▶ [Work to do]:
Scan the listing below. Report each line that includes "dans".

▶ [Data records]:
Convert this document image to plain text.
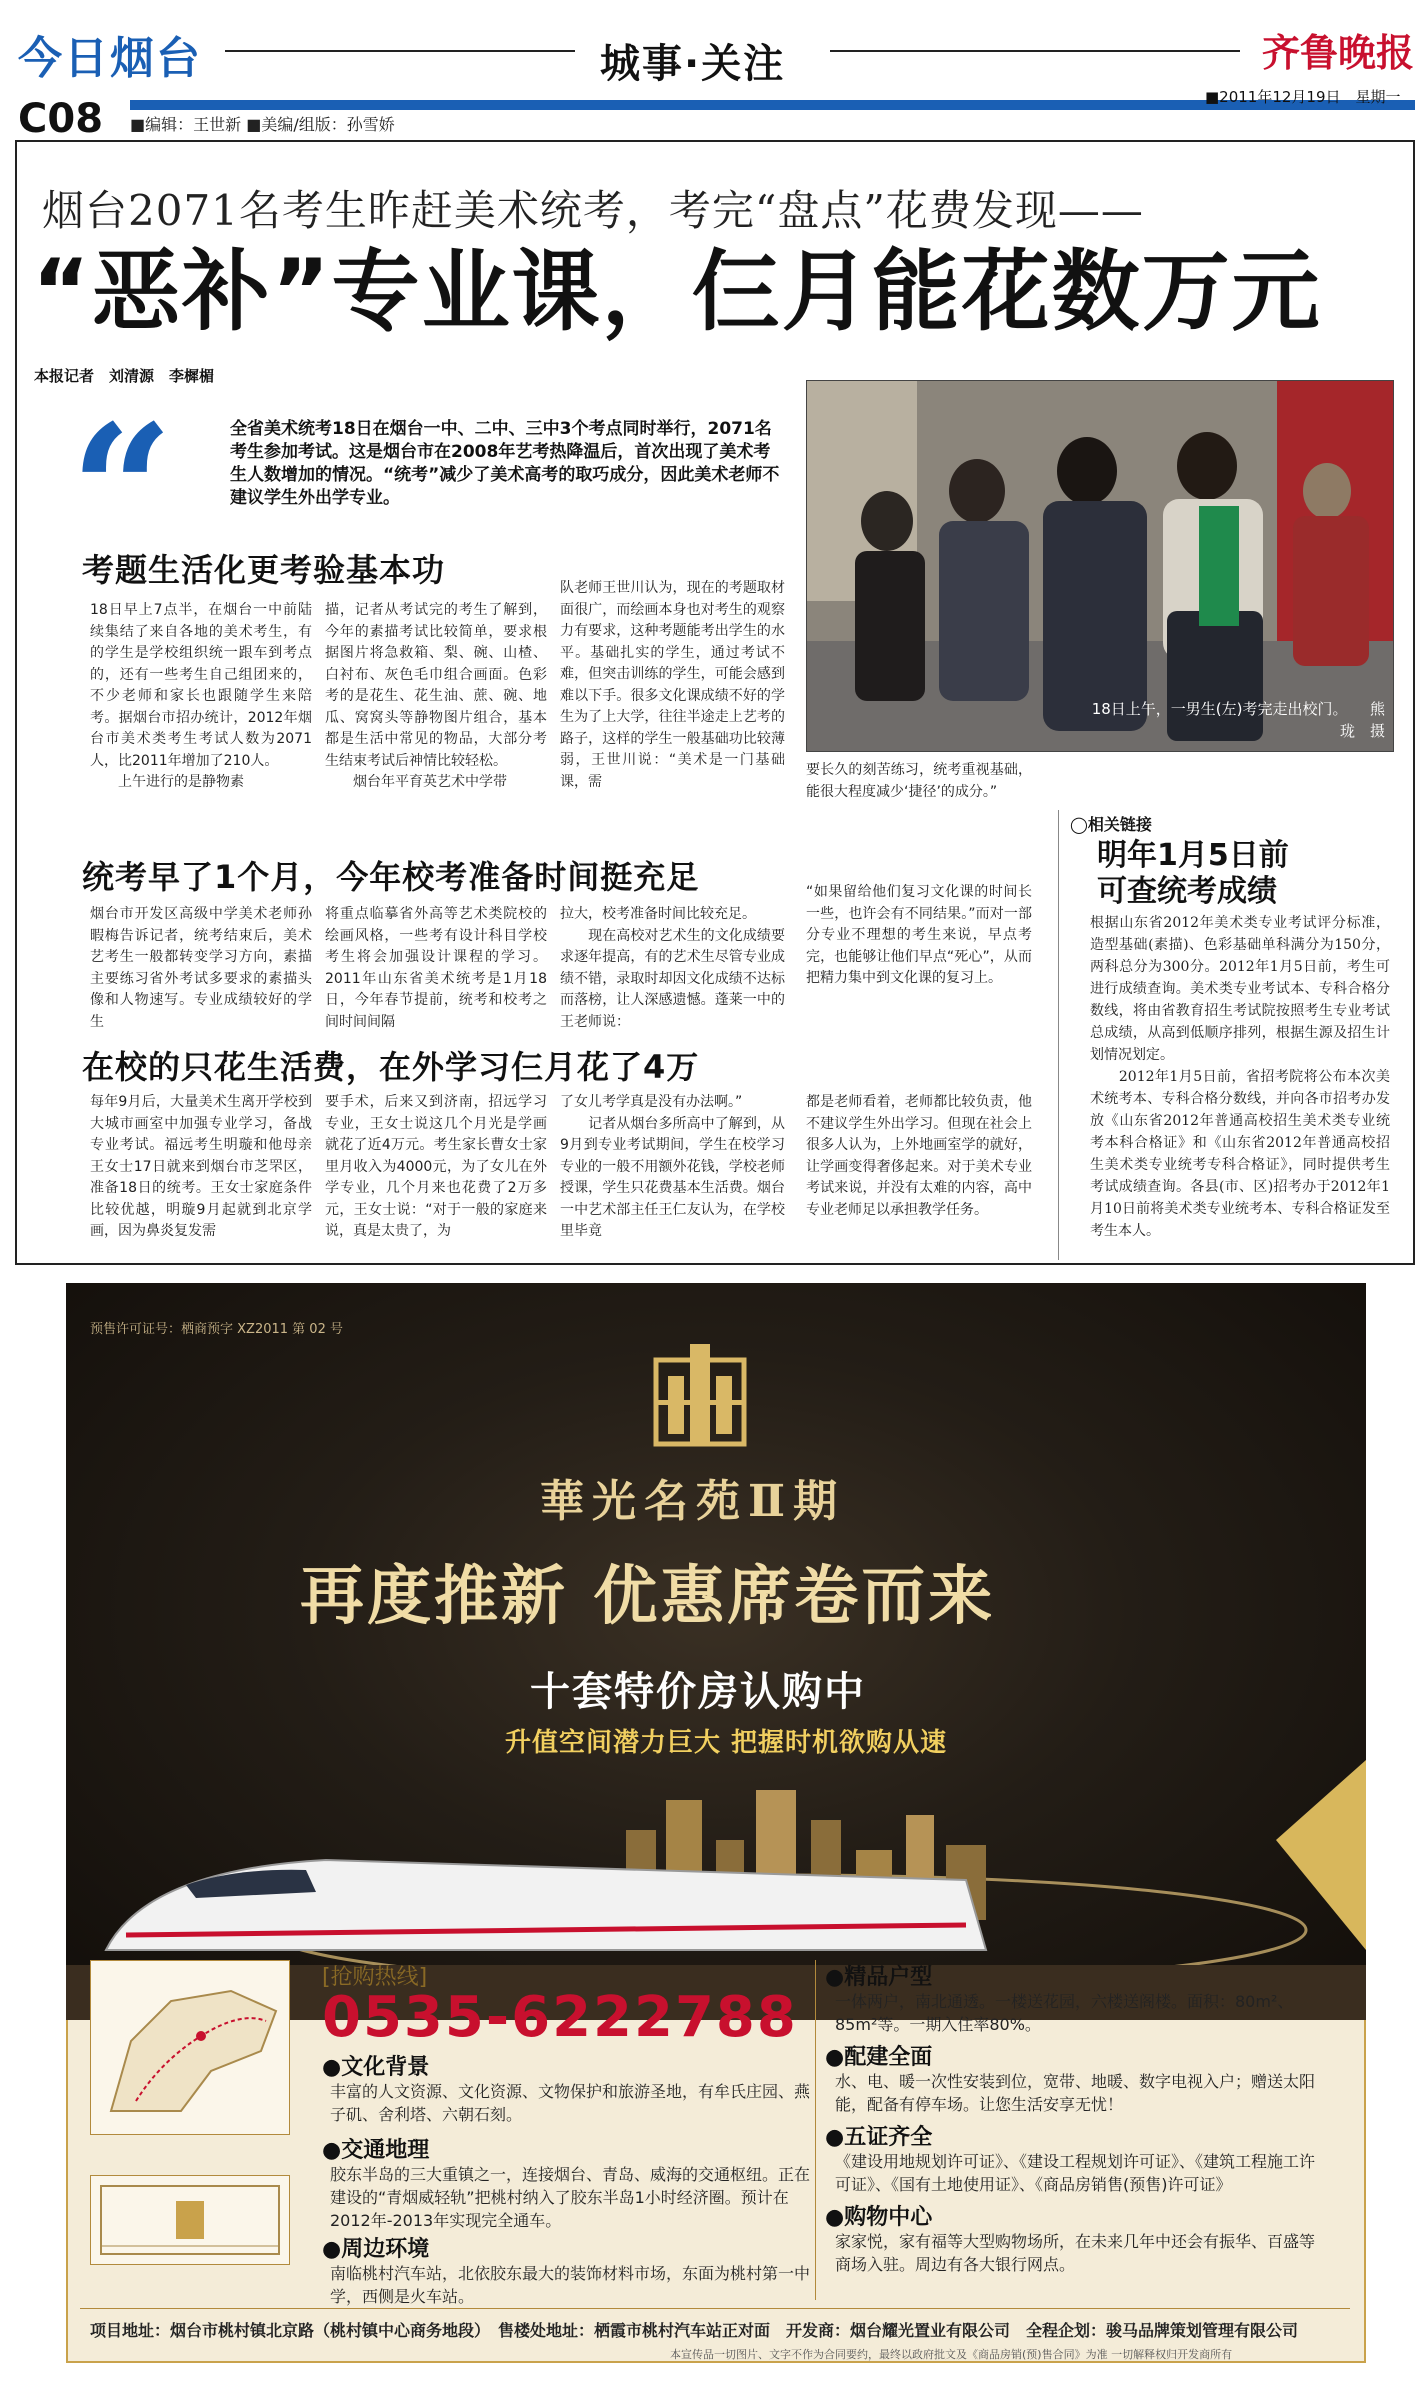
今日烟台	城事·关注	齐鲁晚报
C08 ■编辑：王世新 ■美编/组版：孙雪娇
■2011年12月19日　星期一
烟台2071名考生昨赶美术统考，考完“盘点”花费发现——
“恶补”专业课，仨月能花数万元
本报记者　刘清源　李樨楣
“	全省美术统考18日在烟台一中、二中、三中3个考点同时举行，2071名考生参加考试。这是烟台市在2008年艺考热降温后，首次出现了美术考生人数增加的情况。“统考”减少了美术高考的取巧成分，因此美术老师不建议学生外出学专业。
18日上午，一男生(左)考完走出校门。　　熊珑　摄
考题生活化更考验基本功
18日早上7点半，在烟台一中前陆续集结了来自各地的美术考生，有的学生是学校组织统一跟车到考点的，还有一些考生自己组团来的，不少老师和家长也跟随学生来陪考。据烟台市招办统计，2012年烟台市美术类考生考试人数为2071人，比2011年增加了210人。
　　上午进行的是静物素
描，记者从考试完的考生了解到，今年的素描考试比较简单，要求根据图片将急救箱、梨、碗、山楂、白衬布、灰色毛巾组合画面。色彩考的是花生、花生油、蔗、碗、地瓜、窝窝头等静物图片组合，基本都是生活中常见的物品，大部分考生结束考试后神情比较轻松。
　　烟台年平育英艺术中学带
队老师王世川认为，现在的考题取材面很广，而绘画本身也对考生的观察力有要求，这种考题能考出学生的水平。基础扎实的学生，通过考试不难，但突击训练的学生，可能会感到难以下手。很多文化课成绩不好的学生为了上大学，往往半途走上艺考的路子，这样的学生一般基础功比较薄弱，王世川说：“美术是一门基础课，需
要长久的刻苦练习，统考重视基础，能很大程度减少‘捷径’的成分。”
统考早了1个月，今年校考准备时间挺充足
烟台市开发区高级中学美术老师孙暇梅告诉记者，统考结束后，美术艺考生一般都转变学习方向，素描主要练习省外考试多要求的素描头像和人物速写。专业成绩较好的学生
将重点临摹省外高等艺术类院校的绘画风格，一些考有设计科目学校考生将会加强设计课程的学习。2011年山东省美术统考是1月18日，今年春节提前，统考和校考之间时间间隔
拉大，校考准备时间比较充足。
　　现在高校对艺术生的文化成绩要求逐年提高，有的艺术生尽管专业成绩不错，录取时却因文化成绩不达标而落榜，让人深感遗憾。蓬莱一中的王老师说：
“如果留给他们复习文化课的时间长一些，也许会有不同结果。”而对一部分专业不理想的考生来说，早点考完，也能够让他们早点“死心”，从而把精力集中到文化课的复习上。
在校的只花生活费，在外学习仨月花了4万
每年9月后，大量美术生离开学校到大城市画室中加强专业学习，备战专业考试。福远考生明璇和他母亲王女士17日就来到烟台市芝罘区，准备18日的统考。王女士家庭条件比较优越，明璇9月起就到北京学画，因为鼻炎复发需
要手术，后来又到济南，招远学习专业，王女士说这几个月光是学画就花了近4万元。考生家长曹女士家里月收入为4000元，为了女儿在外学专业，几个月来也花费了2万多元，王女士说：“对于一般的家庭来说，真是太贵了，为
了女儿考学真是没有办法啊。”
　　记者从烟台多所高中了解到，从9月到专业考试期间，学生在校学习专业的一般不用额外花钱，学校老师授课，学生只花费基本生活费。烟台一中艺术部主任王仁友认为，在学校里毕竟
都是老师看着，老师都比较负责，他不建议学生外出学习。但现在社会上很多人认为，上外地画室学的就好，让学画变得奢侈起来。对于美术专业考试来说，并没有太难的内容，高中专业老师足以承担教学任务。
◯相关链接
明年1月5日前
可查统考成绩
根据山东省2012年美术类专业考试评分标准，造型基础(素描)、色彩基础单科满分为150分，两科总分为300分。2012年1月5日前，考生可进行成绩查询。美术类专业考试本、专科合格分数线，将由省教育招生考试院按照考生专业考试总成绩，从高到低顺序排列，根据生源及招生计划情况划定。
　　2012年1月5日前，省招考院将公布本次美术统考本、专科合格分数线，并向各市招考办发放《山东省2012年普通高校招生美术类专业统考本科合格证》和《山东省2012年普通高校招生美术类专业统考专科合格证》，同时提供考生考试成绩查询。各县(市、区)招考办于2012年1月10日前将美术类专业统考本、专科合格证发至考生本人。
预售许可证号：栖商预字 XZ2011 第 02 号
華光名苑Ⅱ期
再度推新 优惠席卷而来
十套特价房认购中
升值空间潜力巨大 把握时机欲购从速
[抢购热线]
0535-6222788
●文化背景
丰富的人文资源、文化资源、文物保护和旅游圣地，有牟氏庄园、燕子矶、舍利塔、六朝石刻。
●交通地理
胶东半岛的三大重镇之一，连接烟台、青岛、威海的交通枢纽。正在建设的“青烟威轻轨”把桃村纳入了胶东半岛1小时经济圈。预计在2012年-2013年实现完全通车。
●周边环境
南临桃村汽车站，北依胶东最大的装饰材料市场，东面为桃村第一中学，西侧是火车站。
●精品户型
一体两户，南北通透。一楼送花园，六楼送阁楼。面积：80m²、85m²等。一期入住率80%。
●配建全面
水、电、暖一次性安装到位，宽带、地暖、数字电视入户；赠送太阳能，配备有停车场。让您生活安享无忧！
●五证齐全
《建设用地规划许可证》、《建设工程规划许可证》、《建筑工程施工许可证》、《国有土地使用证》、《商品房销售(预售)许可证》
●购物中心
家家悦，家有福等大型购物场所，在未来几年中还会有振华、百盛等商场入驻。周边有各大银行网点。
项目地址：烟台市桃村镇北京路（桃村镇中心商务地段）　售楼处地址：栖霞市桃村汽车站正对面　开发商：烟台耀光置业有限公司　全程企划：骏马品牌策划管理有限公司
本宣传品一切图片、文字不作为合同要约，最终以政府批文及《商品房销(预)售合同》为准 一切解释权归开发商所有
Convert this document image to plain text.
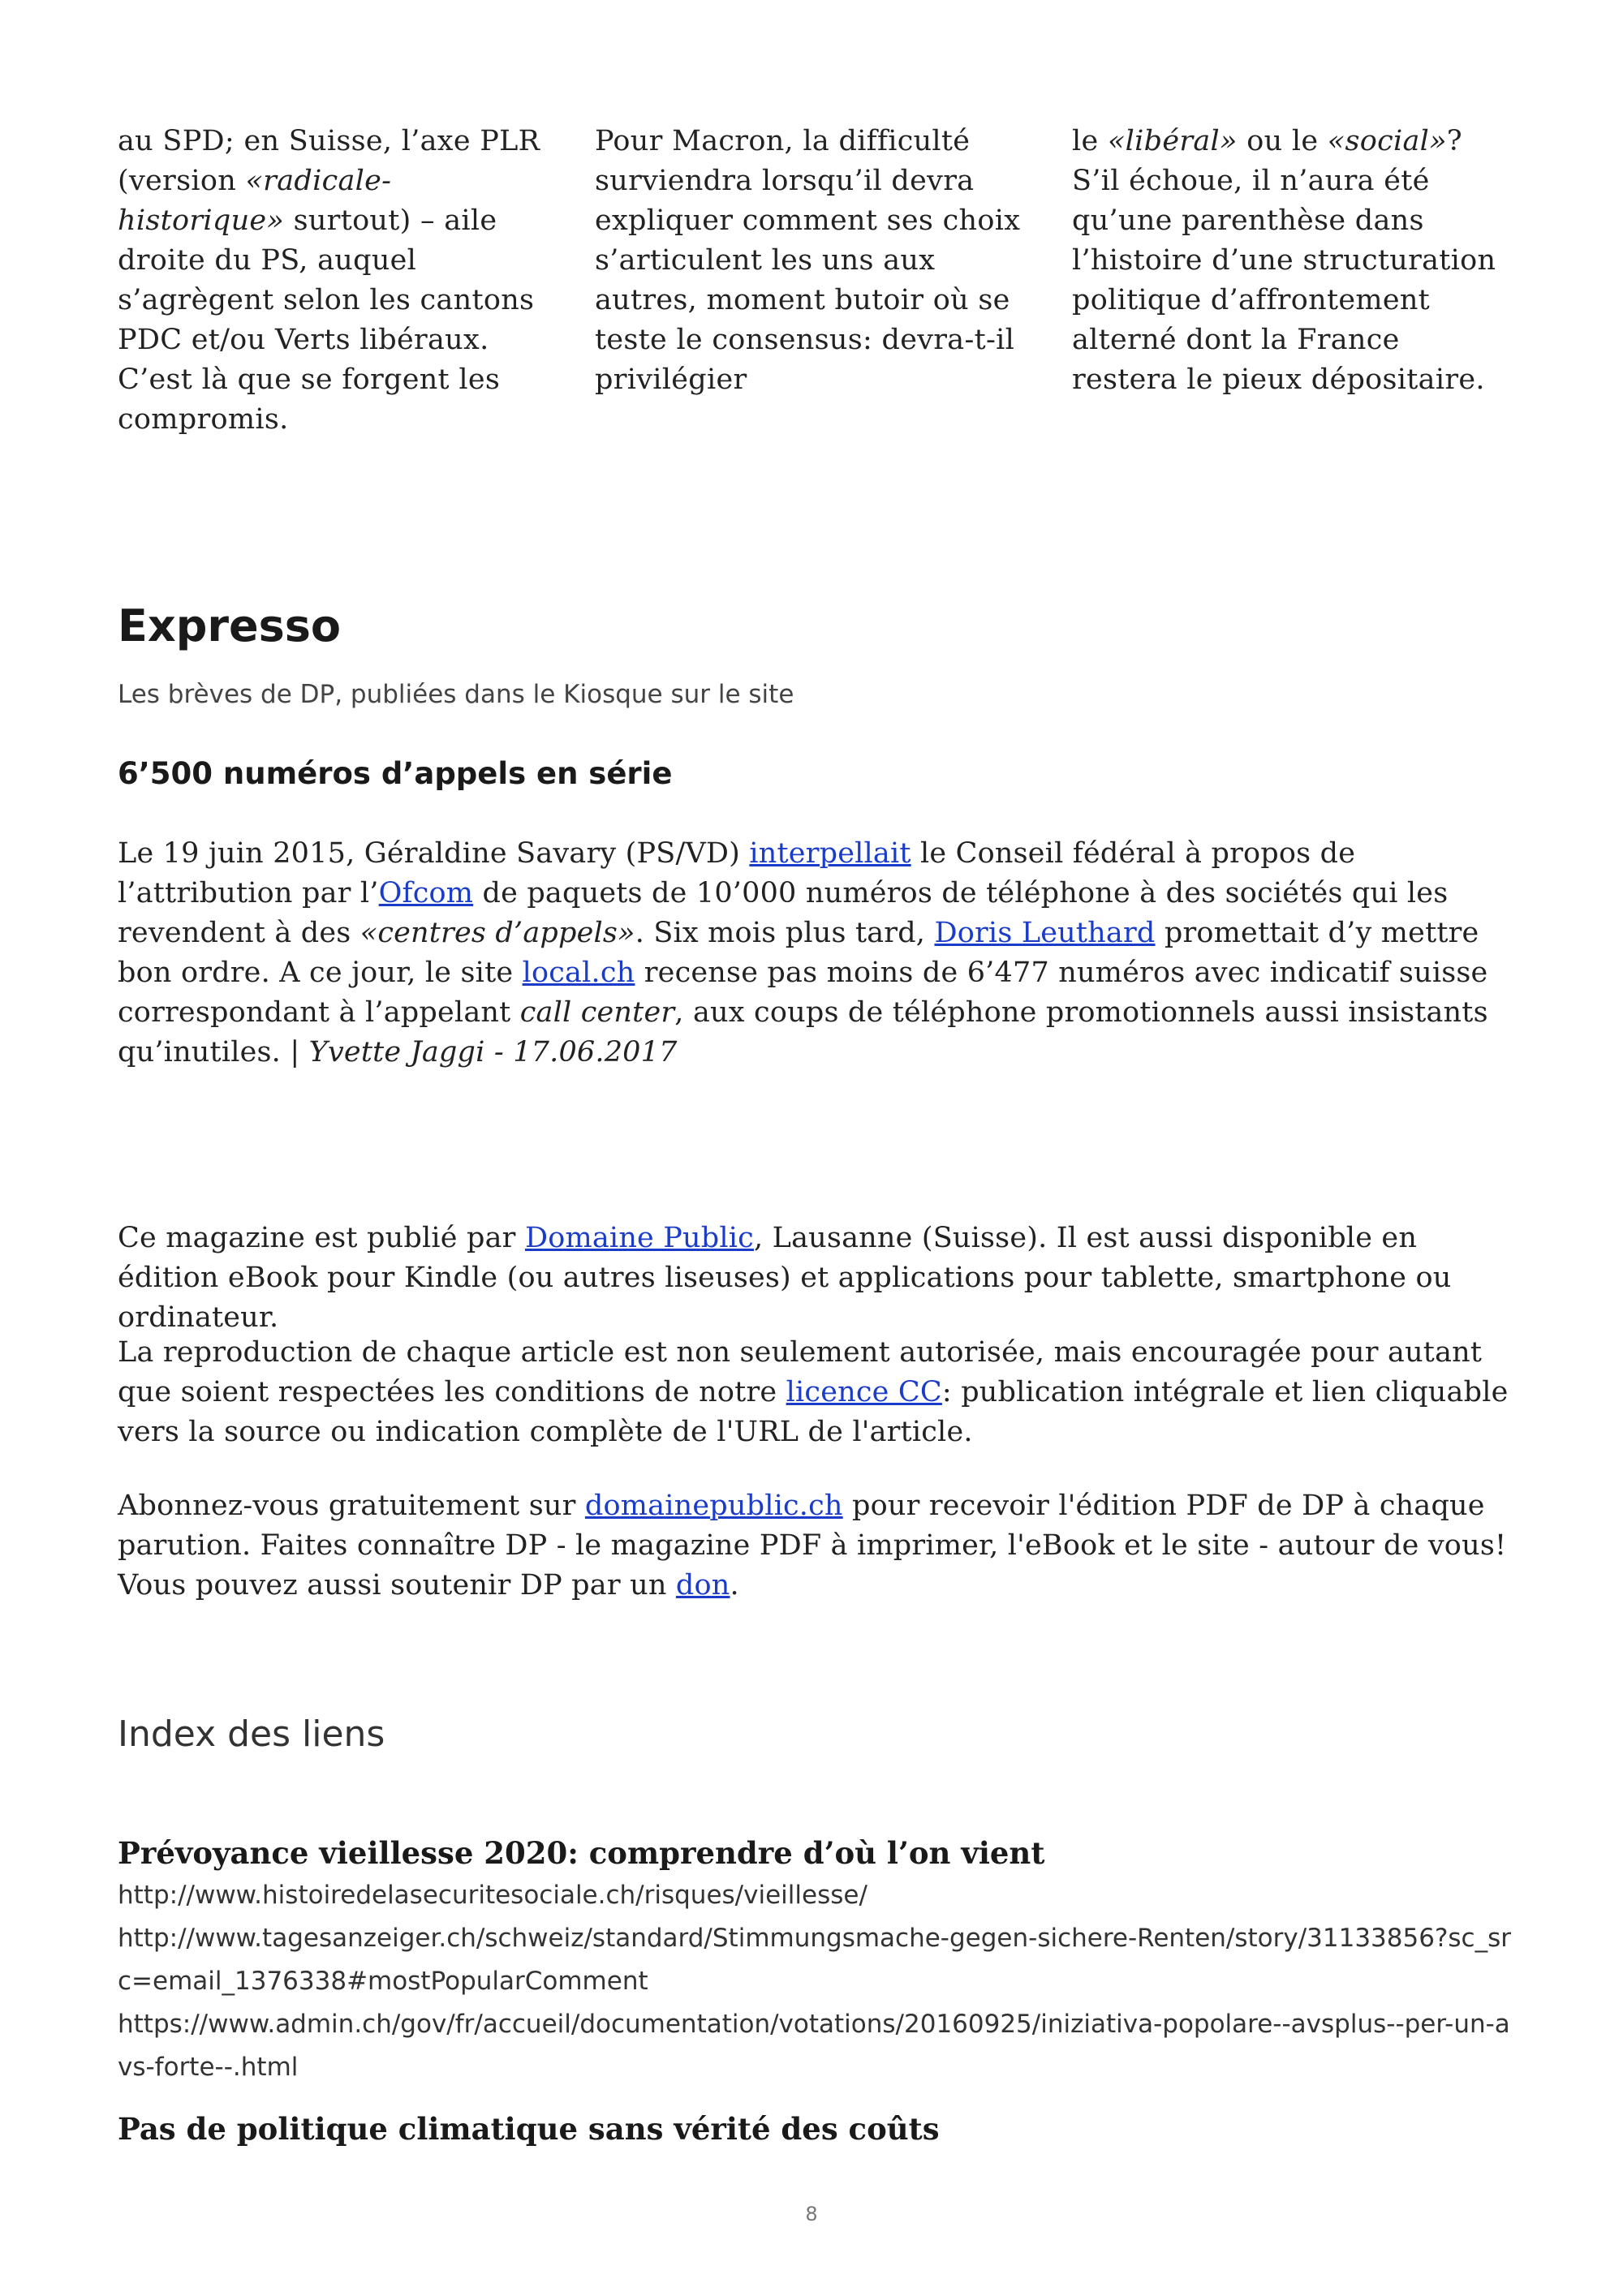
au SPD; en Suisse, l’axe PLR (version «radicale-historique» surtout) – aile droite du PS, auquel s’agrègent selon les cantons PDC et/ou Verts libéraux. C’est là que se forgent les compromis.

Pour Macron, la difficulté surviendra lorsqu’il devra expliquer comment ses choix s’articulent les uns aux autres, moment butoir où se teste le consensus: devra-t-il privilégier

le «libéral» ou le «social»? S’il échoue, il n’aura été qu’une parenthèse dans l’histoire d’une structuration politique d’affrontement alterné dont la France restera le pieux dépositaire.

Expresso

Les brèves de DP, publiées dans le Kiosque sur le site

6’500 numéros d’appels en série

Le 19 juin 2015, Géraldine Savary (PS/VD) interpellait le Conseil fédéral à propos de l’attribution par l’Ofcom de paquets de 10’000 numéros de téléphone à des sociétés qui les revendent à des «centres d’appels». Six mois plus tard, Doris Leuthard promettait d’y mettre bon ordre. A ce jour, le site local.ch recense pas moins de 6’477 numéros avec indicatif suisse correspondant à l’appelant call center, aux coups de téléphone promotionnels aussi insistants qu’inutiles. | Yvette Jaggi - 17.06.2017

Ce magazine est publié par Domaine Public, Lausanne (Suisse). Il est aussi disponible en édition eBook pour Kindle (ou autres liseuses) et applications pour tablette, smartphone ou ordinateur.

La reproduction de chaque article est non seulement autorisée, mais encouragée pour autant que soient respectées les conditions de notre licence CC: publication intégrale et lien cliquable vers la source ou indication complète de l'URL de l'article.

Abonnez-vous gratuitement sur domainepublic.ch pour recevoir l'édition PDF de DP à chaque parution. Faites connaître DP - le magazine PDF à imprimer, l'eBook et le site - autour de vous! Vous pouvez aussi soutenir DP par un don.

Index des liens
Prévoyance vieillesse 2020: comprendre d’où l’on vient
http://www.histoiredelasecuritesociale.ch/risques/vieillesse/
http://www.tagesanzeiger.ch/schweiz/standard/Stimmungsmache-gegen-sichere-Renten/story/31133856?sc_src=email_1376338#mostPopularComment
https://www.admin.ch/gov/fr/accueil/documentation/votations/20160925/iniziativa-popolare--avsplus--per-un-avs-forte--.html
Pas de politique climatique sans vérité des coûts
8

▶ [Problem solution]:
le «libéral» ou le «social»? S’il échoue, il n’aura été qu’une parenthèse dans l’histoire d’une structuration politique d’affrontement alterné dont la France restera le pieux dépositaire.
Les brèves de DP, publiées dans le Kiosque sur le site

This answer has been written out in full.